Instructions for the task
Reproduce the rows below line for line, without any change, and omit the pictures from your answer.

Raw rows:

- - - - - - -

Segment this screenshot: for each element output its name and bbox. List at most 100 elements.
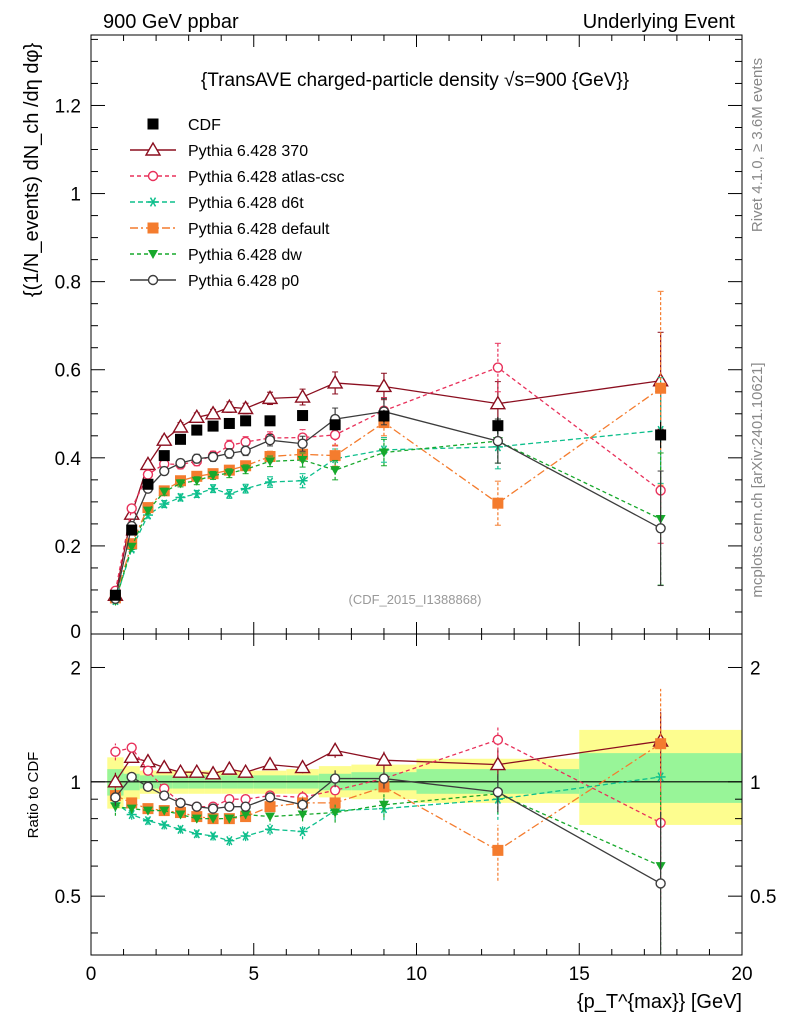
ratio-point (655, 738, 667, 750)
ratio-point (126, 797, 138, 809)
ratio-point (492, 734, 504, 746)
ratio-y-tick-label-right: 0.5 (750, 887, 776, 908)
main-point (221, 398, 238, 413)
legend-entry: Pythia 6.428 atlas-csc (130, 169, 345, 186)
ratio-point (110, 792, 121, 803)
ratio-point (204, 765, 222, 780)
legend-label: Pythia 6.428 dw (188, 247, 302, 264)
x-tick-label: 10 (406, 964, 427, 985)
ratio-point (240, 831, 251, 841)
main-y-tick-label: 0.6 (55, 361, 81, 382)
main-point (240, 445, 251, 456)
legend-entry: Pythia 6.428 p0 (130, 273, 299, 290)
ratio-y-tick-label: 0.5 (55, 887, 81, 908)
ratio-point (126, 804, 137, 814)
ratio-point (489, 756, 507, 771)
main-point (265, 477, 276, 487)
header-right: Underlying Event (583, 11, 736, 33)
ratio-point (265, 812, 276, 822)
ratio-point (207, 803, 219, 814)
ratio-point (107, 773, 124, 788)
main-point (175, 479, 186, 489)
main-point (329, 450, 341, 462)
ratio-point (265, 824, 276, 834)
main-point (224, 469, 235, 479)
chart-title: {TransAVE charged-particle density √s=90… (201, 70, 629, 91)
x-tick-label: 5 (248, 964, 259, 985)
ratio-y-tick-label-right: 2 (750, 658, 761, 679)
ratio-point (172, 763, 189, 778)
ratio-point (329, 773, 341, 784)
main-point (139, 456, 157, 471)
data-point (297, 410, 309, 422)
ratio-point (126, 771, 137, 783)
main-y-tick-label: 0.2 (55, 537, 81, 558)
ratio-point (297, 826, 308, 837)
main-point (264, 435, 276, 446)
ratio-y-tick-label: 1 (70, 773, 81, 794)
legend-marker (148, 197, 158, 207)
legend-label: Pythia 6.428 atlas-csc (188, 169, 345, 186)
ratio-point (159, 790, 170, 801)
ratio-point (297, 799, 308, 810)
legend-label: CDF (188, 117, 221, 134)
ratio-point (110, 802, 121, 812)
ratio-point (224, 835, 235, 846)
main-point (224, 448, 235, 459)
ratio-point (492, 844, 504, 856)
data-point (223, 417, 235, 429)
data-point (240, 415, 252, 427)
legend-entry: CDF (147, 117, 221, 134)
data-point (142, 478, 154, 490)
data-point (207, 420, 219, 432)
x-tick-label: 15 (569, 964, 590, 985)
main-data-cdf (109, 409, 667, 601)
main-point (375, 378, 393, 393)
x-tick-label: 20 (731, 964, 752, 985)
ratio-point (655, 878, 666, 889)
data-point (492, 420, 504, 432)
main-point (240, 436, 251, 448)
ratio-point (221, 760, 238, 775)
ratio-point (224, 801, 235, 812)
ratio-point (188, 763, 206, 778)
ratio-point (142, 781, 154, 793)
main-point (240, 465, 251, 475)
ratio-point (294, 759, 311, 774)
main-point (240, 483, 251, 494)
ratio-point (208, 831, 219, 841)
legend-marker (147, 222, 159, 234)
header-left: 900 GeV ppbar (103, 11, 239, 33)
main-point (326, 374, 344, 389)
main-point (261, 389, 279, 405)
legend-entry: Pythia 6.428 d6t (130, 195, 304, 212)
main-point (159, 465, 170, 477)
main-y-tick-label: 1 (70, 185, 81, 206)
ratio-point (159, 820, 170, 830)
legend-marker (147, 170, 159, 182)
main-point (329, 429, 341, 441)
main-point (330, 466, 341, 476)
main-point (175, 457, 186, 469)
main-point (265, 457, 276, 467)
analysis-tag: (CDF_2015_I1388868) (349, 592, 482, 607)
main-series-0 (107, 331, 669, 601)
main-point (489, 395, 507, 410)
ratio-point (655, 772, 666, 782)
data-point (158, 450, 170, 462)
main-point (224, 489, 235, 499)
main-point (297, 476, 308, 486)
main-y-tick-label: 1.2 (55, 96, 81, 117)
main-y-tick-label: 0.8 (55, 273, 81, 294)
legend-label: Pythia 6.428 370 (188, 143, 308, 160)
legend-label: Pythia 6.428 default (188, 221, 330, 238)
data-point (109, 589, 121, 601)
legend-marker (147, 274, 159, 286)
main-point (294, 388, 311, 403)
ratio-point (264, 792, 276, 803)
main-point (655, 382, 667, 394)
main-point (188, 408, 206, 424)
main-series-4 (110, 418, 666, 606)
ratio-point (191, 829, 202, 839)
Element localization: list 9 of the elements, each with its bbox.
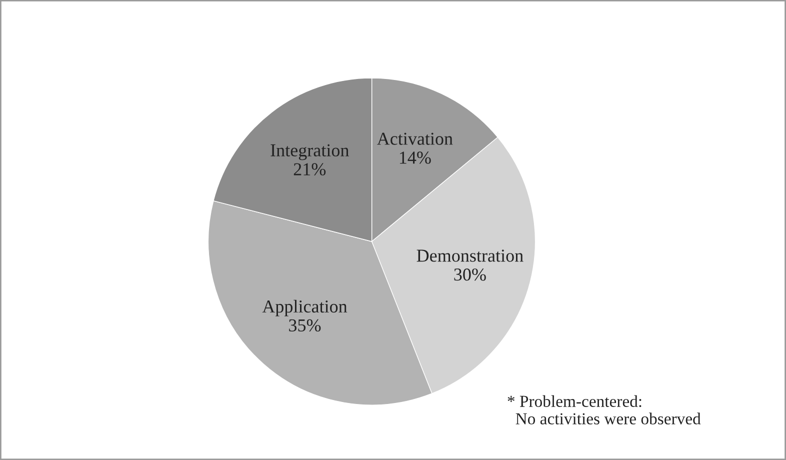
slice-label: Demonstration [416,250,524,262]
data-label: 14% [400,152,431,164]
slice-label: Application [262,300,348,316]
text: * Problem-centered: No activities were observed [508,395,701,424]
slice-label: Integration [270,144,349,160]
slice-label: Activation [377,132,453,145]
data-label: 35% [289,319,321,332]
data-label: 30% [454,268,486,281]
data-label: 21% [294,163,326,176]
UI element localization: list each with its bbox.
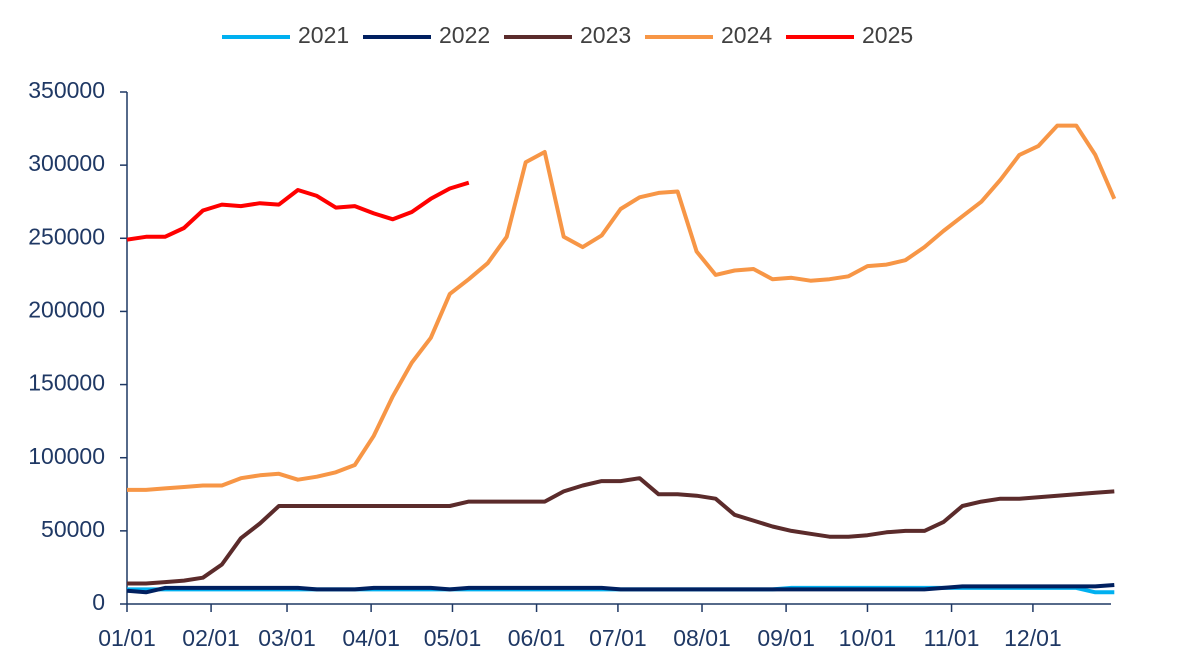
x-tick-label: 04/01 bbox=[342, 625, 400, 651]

- - - - - - -

Task solution
Segment this screenshot: for each element output its name and bbox. List at most 100 elements.
ratio-point (655, 738, 667, 750)
ratio-point (126, 797, 138, 809)
ratio-point (492, 734, 504, 746)
ratio-y-tick-label-right: 0.5 (750, 887, 776, 908)
main-point (221, 398, 238, 413)
legend-entry: Pythia 6.428 atlas-csc (130, 169, 345, 186)
ratio-point (110, 792, 121, 803)
ratio-point (204, 765, 222, 780)
legend-label: Pythia 6.428 dw (188, 247, 302, 264)
x-tick-label: 10 (406, 964, 427, 985)
ratio-point (240, 831, 251, 841)
main-y-tick-label: 0.6 (55, 361, 81, 382)
main-point (240, 445, 251, 456)
legend-entry: Pythia 6.428 p0 (130, 273, 299, 290)
ratio-y-tick-label: 0.5 (55, 887, 81, 908)
ratio-point (126, 804, 137, 814)
ratio-point (489, 756, 507, 771)
main-point (265, 477, 276, 487)
header-right: Underlying Event (583, 11, 736, 33)
ratio-point (265, 812, 276, 822)
ratio-point (207, 803, 219, 814)
ratio-point (107, 773, 124, 788)
main-point (175, 479, 186, 489)
main-point (329, 450, 341, 462)
ratio-point (265, 824, 276, 834)
main-point (224, 469, 235, 479)
chart-title: {TransAVE charged-particle density √s=90… (201, 70, 629, 91)
x-tick-label: 5 (248, 964, 259, 985)
ratio-y-tick-label-right: 2 (750, 658, 761, 679)
ratio-point (172, 763, 189, 778)
ratio-point (329, 773, 341, 784)
main-point (139, 456, 157, 471)
data-point (297, 410, 309, 422)
ratio-point (126, 771, 137, 783)
main-y-tick-label: 0.2 (55, 537, 81, 558)
ratio-point (297, 826, 308, 837)
main-point (264, 435, 276, 446)
ratio-y-tick-label: 1 (70, 773, 81, 794)
legend-marker (148, 197, 158, 207)
legend-label: Pythia 6.428 atlas-csc (188, 169, 345, 186)
ratio-point (159, 790, 170, 801)
ratio-point (297, 799, 308, 810)
legend-label: CDF (188, 117, 221, 134)
ratio-point (110, 802, 121, 812)
ratio-point (224, 835, 235, 846)
main-point (224, 448, 235, 459)
ratio-point (492, 844, 504, 856)
data-point (223, 417, 235, 429)
data-point (240, 415, 252, 427)
legend-entry: CDF (147, 117, 221, 134)
data-point (142, 478, 154, 490)
data-point (207, 420, 219, 432)
x-tick-label: 15 (569, 964, 590, 985)
main-data-cdf (109, 409, 667, 601)
main-point (375, 378, 393, 393)
x-tick-label: 20 (731, 964, 752, 985)
ratio-point (655, 878, 666, 889)
data-point (492, 420, 504, 432)
main-point (240, 436, 251, 448)
ratio-point (221, 760, 238, 775)
ratio-point (224, 801, 235, 812)
ratio-point (188, 763, 206, 778)
ratio-point (142, 781, 154, 793)
main-point (240, 465, 251, 475)
ratio-point (294, 759, 311, 774)
main-point (240, 483, 251, 494)
ratio-point (208, 831, 219, 841)
legend-marker (147, 222, 159, 234)
header-left: 900 GeV ppbar (103, 11, 239, 33)
main-point (326, 374, 344, 389)
main-point (261, 389, 279, 405)
legend-entry: Pythia 6.428 d6t (130, 195, 304, 212)
main-point (159, 465, 170, 477)
main-y-tick-label: 1 (70, 185, 81, 206)
ratio-point (159, 820, 170, 830)
legend-marker (147, 170, 159, 182)
main-point (329, 429, 341, 441)
main-point (330, 466, 341, 476)
main-point (175, 457, 186, 469)
main-point (265, 457, 276, 467)
analysis-tag: (CDF_2015_I1388868) (349, 592, 482, 607)
main-series-0 (107, 331, 669, 601)
main-point (489, 395, 507, 410)
ratio-point (655, 772, 666, 782)
data-point (158, 450, 170, 462)
main-point (224, 489, 235, 499)
main-point (297, 476, 308, 486)
main-y-tick-label: 1.2 (55, 96, 81, 117)
main-y-tick-label: 0.8 (55, 273, 81, 294)
legend-label: Pythia 6.428 370 (188, 143, 308, 160)
legend-label: Pythia 6.428 default (188, 221, 330, 238)
data-point (109, 589, 121, 601)
legend-marker (147, 274, 159, 286)
main-point (294, 388, 311, 403)
ratio-point (264, 792, 276, 803)
main-point (655, 382, 667, 394)
main-point (188, 408, 206, 424)
main-series-4 (110, 418, 666, 606)
ratio-point (191, 829, 202, 839)
Element localization: list 9 of the elements, each with its bbox.
slice-label: Demonstration [416,250,524,262]
data-label: 14% [400,152,431,164]
slice-label: Application [262,300,348,316]
text: * Problem-centered: No activities were observed [508,395,701,424]
slice-label: Integration [270,144,349,160]
slice-label: Activation [377,132,453,145]
data-label: 35% [289,319,321,332]
data-label: 30% [454,268,486,281]
data-label: 21% [294,163,326,176]
UI element localization: list each with its bbox.
x-tick-label: 04/01 bbox=[342, 625, 400, 651]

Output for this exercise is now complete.